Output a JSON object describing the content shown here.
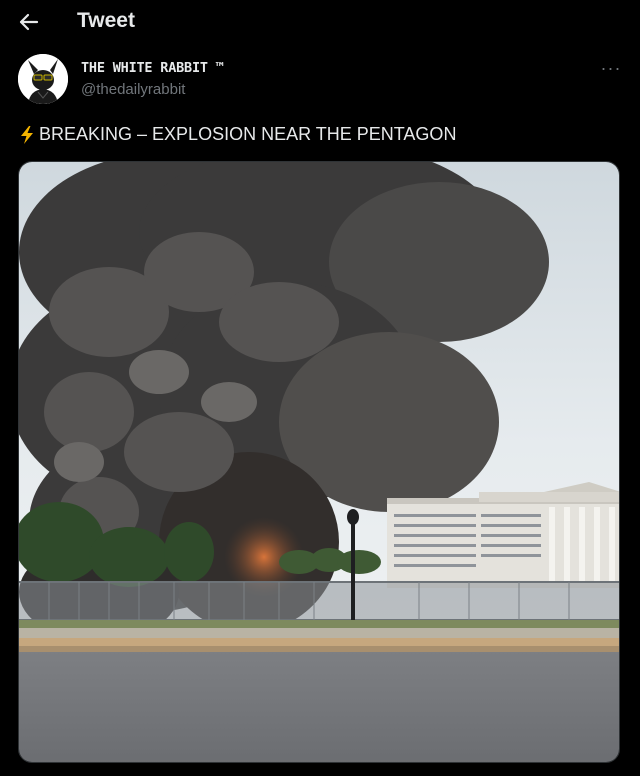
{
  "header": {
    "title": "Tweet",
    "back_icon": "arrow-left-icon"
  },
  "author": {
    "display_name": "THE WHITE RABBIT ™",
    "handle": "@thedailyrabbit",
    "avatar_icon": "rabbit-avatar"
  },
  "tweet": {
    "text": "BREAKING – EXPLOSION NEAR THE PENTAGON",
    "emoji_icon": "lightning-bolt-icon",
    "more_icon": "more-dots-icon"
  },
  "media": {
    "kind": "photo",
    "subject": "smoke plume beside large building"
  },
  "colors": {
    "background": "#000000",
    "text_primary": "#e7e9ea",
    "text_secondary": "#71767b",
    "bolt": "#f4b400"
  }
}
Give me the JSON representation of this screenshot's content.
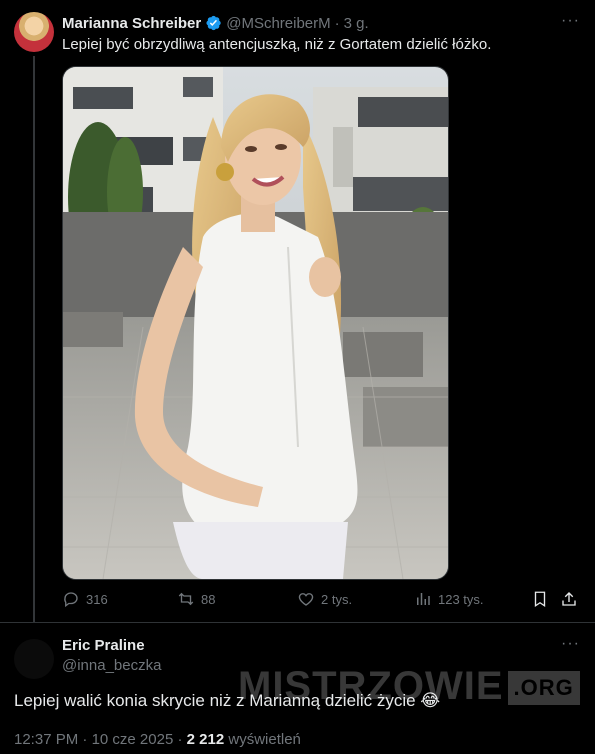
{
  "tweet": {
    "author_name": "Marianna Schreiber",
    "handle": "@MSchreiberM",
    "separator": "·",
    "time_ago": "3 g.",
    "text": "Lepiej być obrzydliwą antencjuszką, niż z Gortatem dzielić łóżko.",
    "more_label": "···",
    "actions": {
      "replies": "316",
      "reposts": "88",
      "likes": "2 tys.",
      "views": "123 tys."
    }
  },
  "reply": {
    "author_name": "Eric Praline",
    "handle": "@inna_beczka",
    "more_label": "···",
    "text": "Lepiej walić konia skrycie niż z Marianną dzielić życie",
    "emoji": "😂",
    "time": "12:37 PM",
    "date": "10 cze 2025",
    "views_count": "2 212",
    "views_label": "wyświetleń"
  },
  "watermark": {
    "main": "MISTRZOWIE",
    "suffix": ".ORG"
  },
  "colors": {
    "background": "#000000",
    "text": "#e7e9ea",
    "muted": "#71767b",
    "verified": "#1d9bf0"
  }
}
::::
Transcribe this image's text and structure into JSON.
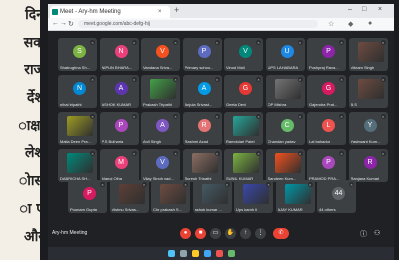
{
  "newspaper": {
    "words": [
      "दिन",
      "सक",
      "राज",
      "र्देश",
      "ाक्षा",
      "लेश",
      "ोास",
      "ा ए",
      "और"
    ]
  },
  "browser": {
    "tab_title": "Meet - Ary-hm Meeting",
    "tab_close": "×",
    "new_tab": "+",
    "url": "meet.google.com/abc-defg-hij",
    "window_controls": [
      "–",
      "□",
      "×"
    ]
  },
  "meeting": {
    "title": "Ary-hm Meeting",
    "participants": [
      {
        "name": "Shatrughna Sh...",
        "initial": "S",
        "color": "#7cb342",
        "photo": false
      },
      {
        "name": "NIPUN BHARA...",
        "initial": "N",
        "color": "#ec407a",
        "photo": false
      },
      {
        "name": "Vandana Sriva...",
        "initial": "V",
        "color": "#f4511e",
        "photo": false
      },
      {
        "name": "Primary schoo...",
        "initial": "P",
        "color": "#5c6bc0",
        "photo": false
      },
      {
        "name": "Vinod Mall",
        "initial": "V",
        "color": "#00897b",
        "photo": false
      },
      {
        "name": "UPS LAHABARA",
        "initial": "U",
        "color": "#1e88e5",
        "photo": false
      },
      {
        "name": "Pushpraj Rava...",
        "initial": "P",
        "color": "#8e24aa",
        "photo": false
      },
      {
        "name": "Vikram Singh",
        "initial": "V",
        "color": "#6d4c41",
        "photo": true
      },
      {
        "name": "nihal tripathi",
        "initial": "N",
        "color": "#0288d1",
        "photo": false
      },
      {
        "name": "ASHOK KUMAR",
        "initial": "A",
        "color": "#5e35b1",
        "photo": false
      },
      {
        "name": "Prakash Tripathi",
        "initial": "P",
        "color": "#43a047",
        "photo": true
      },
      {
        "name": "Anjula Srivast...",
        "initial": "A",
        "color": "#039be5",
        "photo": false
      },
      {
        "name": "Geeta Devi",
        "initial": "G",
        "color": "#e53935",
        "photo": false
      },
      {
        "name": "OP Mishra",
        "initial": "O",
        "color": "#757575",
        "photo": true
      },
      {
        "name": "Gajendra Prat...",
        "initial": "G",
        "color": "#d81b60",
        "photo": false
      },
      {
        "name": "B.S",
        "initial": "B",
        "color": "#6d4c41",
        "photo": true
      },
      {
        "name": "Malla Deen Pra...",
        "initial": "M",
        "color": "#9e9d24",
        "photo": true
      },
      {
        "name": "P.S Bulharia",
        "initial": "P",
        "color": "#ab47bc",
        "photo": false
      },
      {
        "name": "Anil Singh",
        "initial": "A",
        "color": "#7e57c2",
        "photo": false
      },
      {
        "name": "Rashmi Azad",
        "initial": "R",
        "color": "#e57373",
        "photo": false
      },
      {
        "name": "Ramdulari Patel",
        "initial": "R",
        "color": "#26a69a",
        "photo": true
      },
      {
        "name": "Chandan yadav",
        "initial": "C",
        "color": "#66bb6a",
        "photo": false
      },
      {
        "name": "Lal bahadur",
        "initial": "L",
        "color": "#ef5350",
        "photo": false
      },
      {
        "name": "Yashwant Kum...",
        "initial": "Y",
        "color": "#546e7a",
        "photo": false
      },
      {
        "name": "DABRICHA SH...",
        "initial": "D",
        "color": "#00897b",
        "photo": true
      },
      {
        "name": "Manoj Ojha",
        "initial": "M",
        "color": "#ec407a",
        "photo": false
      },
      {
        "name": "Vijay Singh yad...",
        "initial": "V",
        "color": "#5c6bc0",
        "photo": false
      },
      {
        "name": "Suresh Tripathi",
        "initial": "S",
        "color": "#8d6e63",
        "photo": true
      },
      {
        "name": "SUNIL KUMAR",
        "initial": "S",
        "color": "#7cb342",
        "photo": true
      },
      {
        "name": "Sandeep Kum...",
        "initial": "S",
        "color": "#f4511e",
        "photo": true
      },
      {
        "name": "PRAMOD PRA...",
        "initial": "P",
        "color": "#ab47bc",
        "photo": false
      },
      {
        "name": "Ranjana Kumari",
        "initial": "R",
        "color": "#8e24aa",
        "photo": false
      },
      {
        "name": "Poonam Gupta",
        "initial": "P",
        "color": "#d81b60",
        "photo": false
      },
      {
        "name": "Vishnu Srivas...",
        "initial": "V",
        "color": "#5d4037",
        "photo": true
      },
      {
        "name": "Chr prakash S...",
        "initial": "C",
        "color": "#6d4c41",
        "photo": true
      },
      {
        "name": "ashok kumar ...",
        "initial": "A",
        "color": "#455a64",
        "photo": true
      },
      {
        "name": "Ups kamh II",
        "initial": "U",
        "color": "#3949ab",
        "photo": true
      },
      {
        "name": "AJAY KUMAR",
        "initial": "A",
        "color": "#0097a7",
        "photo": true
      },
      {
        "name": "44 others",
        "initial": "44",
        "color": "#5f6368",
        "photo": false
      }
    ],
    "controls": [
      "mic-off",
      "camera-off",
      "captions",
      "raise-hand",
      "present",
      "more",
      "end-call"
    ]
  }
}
::::
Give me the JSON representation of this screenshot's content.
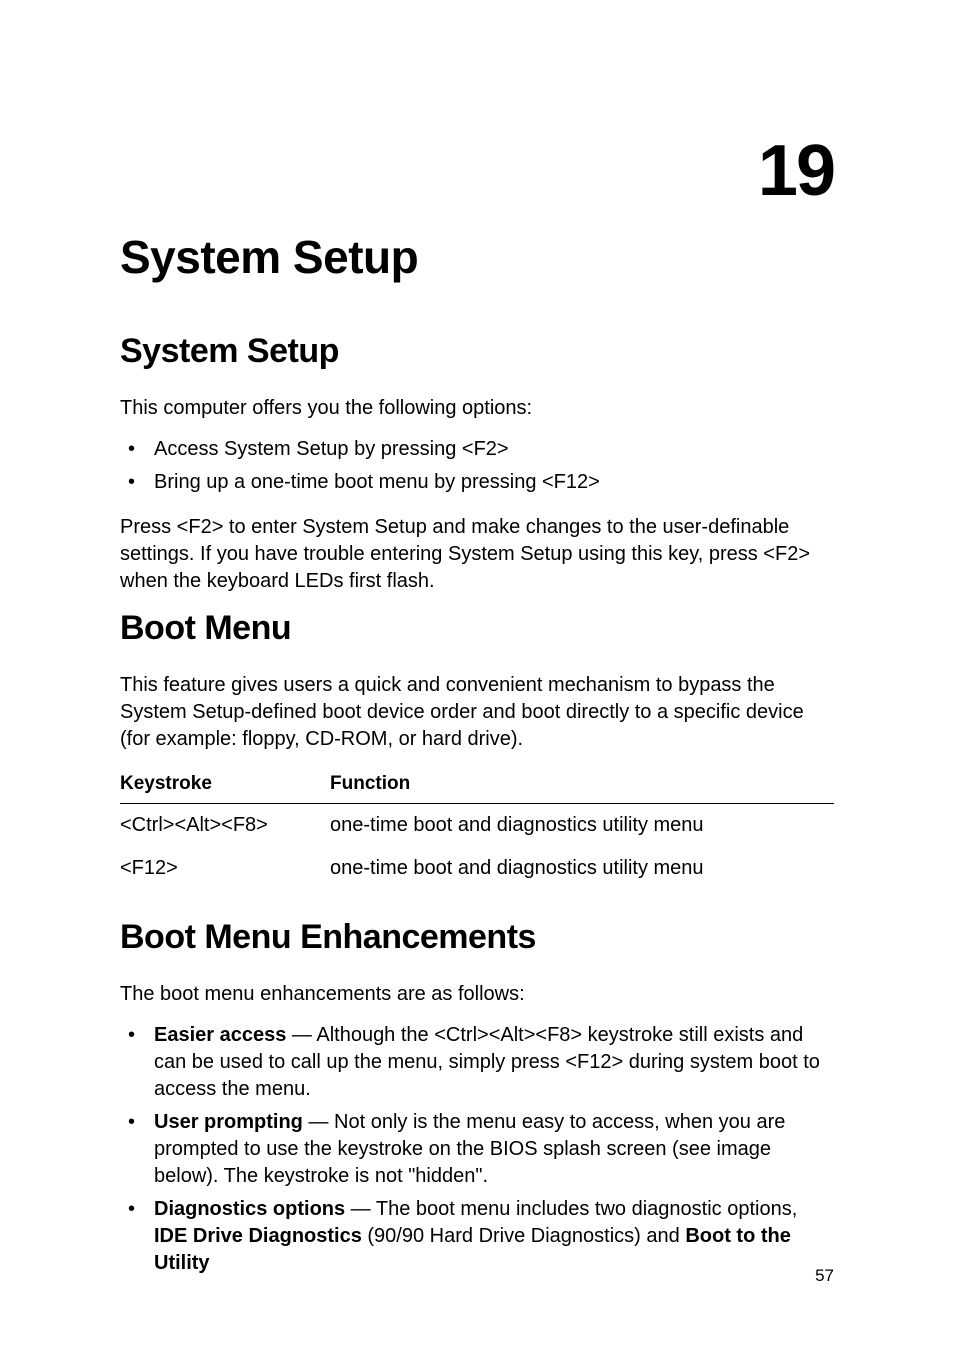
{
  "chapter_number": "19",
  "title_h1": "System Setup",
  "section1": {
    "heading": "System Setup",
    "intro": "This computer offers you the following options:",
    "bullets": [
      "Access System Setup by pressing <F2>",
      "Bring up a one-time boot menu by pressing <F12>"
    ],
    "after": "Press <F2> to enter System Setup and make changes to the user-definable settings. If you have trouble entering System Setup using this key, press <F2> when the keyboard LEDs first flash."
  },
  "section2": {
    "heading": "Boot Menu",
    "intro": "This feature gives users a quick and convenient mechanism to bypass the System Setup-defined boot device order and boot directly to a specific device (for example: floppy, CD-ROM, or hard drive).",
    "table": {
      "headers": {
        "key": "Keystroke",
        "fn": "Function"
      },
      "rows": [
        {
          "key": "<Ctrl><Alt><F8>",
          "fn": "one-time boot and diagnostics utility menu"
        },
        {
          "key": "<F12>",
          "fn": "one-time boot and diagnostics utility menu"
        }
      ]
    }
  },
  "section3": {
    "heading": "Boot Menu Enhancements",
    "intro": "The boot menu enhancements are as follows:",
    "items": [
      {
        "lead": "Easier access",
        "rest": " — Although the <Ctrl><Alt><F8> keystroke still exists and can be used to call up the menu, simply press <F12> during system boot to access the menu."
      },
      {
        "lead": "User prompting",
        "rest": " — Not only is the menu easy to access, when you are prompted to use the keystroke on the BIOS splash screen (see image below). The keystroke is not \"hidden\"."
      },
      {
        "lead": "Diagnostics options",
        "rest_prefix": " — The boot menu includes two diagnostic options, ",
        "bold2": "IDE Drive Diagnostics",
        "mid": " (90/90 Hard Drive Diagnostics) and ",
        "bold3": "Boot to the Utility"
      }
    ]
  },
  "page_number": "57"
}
::::
Tally up the lines in the preceding listing that contain the string "options". Respond with the number and nothing else.

3